Wherever a line holds the string "name", copy that line.
** start of Given records **
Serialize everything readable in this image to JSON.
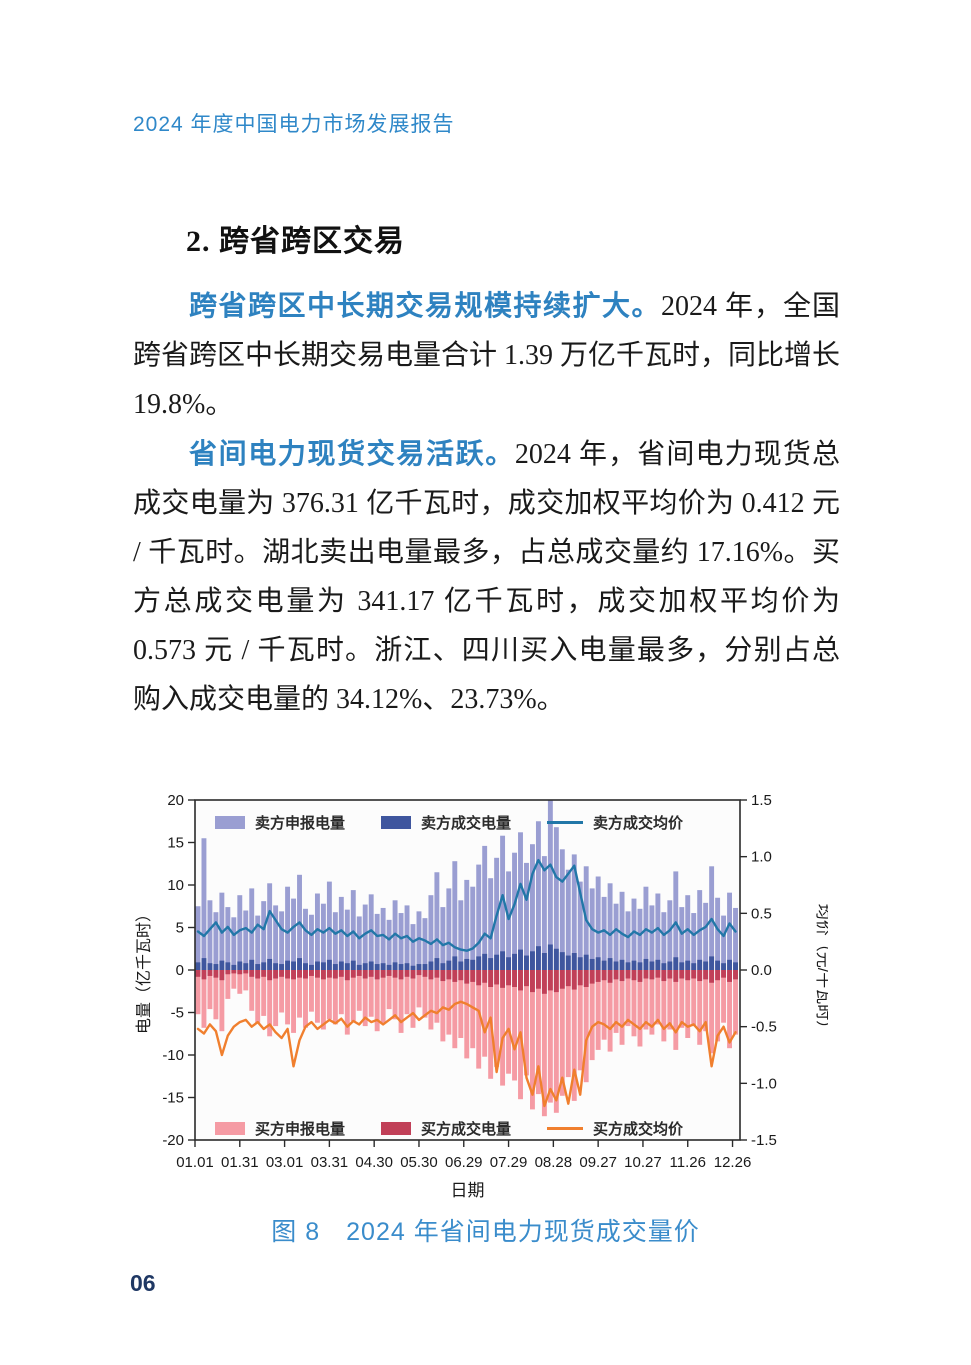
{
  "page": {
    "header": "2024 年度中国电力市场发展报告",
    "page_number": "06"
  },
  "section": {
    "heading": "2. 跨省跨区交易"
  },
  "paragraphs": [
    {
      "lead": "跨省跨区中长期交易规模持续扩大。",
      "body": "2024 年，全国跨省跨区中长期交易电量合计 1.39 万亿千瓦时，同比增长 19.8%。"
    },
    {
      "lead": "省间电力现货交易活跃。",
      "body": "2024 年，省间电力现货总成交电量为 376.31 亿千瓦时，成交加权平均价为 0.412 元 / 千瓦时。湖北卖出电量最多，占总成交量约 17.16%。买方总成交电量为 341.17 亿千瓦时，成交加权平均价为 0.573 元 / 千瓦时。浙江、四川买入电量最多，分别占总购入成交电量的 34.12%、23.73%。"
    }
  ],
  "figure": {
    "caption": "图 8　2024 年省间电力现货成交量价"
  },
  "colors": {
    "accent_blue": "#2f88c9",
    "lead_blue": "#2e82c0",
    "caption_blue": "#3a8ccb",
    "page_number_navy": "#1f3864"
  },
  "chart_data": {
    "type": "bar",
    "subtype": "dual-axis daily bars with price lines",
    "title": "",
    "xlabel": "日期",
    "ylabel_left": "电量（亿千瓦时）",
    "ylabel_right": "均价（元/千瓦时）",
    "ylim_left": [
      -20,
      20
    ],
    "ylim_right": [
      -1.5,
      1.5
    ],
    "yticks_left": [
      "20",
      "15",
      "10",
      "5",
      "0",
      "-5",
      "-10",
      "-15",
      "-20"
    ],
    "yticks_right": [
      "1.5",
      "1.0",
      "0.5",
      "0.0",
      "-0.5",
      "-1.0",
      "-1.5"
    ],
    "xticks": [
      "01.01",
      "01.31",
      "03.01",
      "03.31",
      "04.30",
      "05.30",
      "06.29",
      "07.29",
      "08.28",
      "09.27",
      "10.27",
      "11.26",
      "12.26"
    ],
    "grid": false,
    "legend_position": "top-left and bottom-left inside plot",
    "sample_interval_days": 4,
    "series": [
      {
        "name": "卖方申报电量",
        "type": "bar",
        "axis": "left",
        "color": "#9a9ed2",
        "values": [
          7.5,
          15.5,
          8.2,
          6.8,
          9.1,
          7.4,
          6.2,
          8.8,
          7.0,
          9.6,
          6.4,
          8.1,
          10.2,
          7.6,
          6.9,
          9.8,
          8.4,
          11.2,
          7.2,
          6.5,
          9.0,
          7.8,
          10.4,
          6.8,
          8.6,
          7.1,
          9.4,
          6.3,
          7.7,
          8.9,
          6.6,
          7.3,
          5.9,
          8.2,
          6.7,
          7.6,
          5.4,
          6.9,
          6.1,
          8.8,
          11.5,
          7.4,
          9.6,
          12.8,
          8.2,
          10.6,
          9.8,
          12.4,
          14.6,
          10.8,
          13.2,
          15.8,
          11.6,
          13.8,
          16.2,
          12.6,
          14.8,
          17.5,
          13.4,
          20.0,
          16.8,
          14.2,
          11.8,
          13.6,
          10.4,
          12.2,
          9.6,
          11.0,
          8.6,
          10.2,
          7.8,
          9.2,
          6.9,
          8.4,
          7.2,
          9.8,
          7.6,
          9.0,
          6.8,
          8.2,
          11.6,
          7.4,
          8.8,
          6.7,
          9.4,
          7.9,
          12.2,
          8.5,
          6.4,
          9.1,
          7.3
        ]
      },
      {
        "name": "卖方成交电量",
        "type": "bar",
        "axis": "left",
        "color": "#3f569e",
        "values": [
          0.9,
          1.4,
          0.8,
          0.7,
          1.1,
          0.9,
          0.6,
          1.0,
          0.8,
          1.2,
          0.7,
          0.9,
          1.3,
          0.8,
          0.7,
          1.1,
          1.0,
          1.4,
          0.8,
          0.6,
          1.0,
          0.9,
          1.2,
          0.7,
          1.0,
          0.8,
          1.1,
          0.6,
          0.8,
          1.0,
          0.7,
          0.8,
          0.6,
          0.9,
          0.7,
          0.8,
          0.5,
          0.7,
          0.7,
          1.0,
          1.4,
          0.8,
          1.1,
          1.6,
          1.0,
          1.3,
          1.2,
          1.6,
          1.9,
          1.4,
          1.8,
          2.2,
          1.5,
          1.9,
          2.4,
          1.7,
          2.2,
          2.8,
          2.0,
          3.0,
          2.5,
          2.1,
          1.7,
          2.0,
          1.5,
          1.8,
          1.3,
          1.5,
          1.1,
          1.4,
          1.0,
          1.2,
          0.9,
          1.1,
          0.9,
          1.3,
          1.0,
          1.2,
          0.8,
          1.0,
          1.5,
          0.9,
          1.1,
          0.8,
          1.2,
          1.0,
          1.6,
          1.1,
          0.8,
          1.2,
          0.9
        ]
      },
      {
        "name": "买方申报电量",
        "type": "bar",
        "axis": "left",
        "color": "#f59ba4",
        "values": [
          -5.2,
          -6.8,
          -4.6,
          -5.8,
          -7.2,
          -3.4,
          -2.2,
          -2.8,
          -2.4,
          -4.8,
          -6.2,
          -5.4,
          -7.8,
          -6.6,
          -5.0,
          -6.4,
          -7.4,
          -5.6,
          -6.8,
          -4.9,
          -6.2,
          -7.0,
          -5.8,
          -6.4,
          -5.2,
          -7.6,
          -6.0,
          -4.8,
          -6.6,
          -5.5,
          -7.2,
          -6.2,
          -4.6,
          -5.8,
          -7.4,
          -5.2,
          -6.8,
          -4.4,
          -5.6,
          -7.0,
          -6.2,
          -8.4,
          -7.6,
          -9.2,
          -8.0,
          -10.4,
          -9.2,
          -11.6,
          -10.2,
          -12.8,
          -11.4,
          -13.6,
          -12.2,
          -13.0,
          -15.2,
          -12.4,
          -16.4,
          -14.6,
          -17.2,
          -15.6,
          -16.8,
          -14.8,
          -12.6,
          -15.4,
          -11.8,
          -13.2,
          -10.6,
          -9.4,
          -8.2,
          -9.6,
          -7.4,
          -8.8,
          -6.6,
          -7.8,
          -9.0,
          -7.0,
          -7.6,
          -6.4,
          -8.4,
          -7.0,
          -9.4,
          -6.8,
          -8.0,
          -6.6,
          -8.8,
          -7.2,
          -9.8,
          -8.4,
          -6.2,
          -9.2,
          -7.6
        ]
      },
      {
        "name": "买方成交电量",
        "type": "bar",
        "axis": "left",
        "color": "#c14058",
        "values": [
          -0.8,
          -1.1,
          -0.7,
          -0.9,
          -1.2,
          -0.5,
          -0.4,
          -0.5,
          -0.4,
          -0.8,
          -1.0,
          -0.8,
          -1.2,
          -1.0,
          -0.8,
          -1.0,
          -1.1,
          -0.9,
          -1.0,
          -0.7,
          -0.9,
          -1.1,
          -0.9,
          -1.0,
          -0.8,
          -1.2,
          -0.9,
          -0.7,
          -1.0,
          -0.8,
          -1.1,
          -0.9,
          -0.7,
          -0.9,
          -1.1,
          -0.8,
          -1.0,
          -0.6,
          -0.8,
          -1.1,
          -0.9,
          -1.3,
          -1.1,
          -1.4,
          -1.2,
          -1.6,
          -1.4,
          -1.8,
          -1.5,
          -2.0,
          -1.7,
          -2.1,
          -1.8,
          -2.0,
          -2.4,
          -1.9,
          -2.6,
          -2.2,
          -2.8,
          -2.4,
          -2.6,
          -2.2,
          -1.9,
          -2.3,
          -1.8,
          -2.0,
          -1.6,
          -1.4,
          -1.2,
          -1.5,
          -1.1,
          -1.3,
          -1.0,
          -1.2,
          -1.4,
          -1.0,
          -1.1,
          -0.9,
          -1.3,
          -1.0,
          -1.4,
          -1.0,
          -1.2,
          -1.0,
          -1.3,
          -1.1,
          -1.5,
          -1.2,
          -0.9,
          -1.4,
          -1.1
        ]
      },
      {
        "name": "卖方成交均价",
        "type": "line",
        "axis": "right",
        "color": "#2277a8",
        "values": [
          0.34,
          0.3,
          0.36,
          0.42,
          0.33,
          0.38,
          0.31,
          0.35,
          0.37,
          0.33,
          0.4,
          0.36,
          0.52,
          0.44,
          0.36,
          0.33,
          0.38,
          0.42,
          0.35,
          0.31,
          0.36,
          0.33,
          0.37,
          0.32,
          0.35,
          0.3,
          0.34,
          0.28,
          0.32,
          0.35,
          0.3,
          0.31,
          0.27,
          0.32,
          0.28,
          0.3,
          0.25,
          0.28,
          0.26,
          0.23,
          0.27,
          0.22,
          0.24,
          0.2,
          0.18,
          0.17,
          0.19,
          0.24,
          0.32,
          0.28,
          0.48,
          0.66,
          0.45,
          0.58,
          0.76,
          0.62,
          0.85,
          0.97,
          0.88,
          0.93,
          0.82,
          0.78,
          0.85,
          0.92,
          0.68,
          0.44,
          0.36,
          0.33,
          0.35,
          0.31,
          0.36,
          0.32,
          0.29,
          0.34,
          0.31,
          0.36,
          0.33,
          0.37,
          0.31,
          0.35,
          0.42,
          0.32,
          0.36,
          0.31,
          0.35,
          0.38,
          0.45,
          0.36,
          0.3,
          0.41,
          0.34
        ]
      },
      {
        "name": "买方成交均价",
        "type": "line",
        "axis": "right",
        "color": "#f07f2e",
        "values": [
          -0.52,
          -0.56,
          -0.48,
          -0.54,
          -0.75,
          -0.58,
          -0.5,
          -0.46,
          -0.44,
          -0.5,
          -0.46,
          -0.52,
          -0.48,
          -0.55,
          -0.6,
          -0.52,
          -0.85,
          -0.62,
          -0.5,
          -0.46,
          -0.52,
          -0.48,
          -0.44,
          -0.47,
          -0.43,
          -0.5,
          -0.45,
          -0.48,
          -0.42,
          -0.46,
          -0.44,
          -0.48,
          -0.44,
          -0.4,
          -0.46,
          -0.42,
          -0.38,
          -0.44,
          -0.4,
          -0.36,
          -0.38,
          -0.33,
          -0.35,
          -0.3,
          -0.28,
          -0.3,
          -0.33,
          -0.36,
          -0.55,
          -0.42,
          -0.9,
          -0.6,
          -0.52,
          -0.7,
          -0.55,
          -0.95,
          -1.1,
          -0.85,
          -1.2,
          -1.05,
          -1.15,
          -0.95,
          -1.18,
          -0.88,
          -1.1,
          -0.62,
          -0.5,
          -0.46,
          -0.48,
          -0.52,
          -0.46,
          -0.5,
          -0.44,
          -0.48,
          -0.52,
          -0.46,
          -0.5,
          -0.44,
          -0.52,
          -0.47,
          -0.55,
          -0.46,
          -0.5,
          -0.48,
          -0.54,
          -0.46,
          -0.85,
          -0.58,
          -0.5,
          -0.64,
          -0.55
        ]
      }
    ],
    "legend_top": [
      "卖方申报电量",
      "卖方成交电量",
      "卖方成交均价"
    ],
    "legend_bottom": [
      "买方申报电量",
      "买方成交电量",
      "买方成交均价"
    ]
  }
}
** end of Given records **
** start of Given records **
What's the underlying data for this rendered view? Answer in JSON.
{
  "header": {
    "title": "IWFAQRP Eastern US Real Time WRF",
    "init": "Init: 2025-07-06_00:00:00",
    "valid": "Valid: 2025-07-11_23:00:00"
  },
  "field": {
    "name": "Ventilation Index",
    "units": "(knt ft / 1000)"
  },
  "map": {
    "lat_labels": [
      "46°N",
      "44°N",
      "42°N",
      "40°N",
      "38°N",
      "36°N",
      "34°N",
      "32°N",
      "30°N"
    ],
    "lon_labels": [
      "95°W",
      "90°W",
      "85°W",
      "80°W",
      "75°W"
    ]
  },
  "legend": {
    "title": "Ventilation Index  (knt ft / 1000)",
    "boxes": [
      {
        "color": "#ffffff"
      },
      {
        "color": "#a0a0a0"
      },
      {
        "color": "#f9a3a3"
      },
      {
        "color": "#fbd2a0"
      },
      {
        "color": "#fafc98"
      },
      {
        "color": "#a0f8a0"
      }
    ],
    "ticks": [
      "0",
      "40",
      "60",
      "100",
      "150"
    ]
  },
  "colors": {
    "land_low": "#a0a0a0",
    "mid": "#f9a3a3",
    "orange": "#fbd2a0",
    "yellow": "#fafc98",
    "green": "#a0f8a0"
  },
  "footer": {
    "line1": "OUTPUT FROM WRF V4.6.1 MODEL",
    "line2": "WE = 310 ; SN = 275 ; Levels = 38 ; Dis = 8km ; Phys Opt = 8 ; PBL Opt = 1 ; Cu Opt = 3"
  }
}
** end of Given records **
## Output for this exercise
        "name": "卖方申报电量",
        "name": "卖方成交电量",
        "name": "买方申报电量",
        "name": "买方成交电量",
        "name": "卖方成交均价",
        "name": "买方成交均价",
    "name": "Ventilation Index",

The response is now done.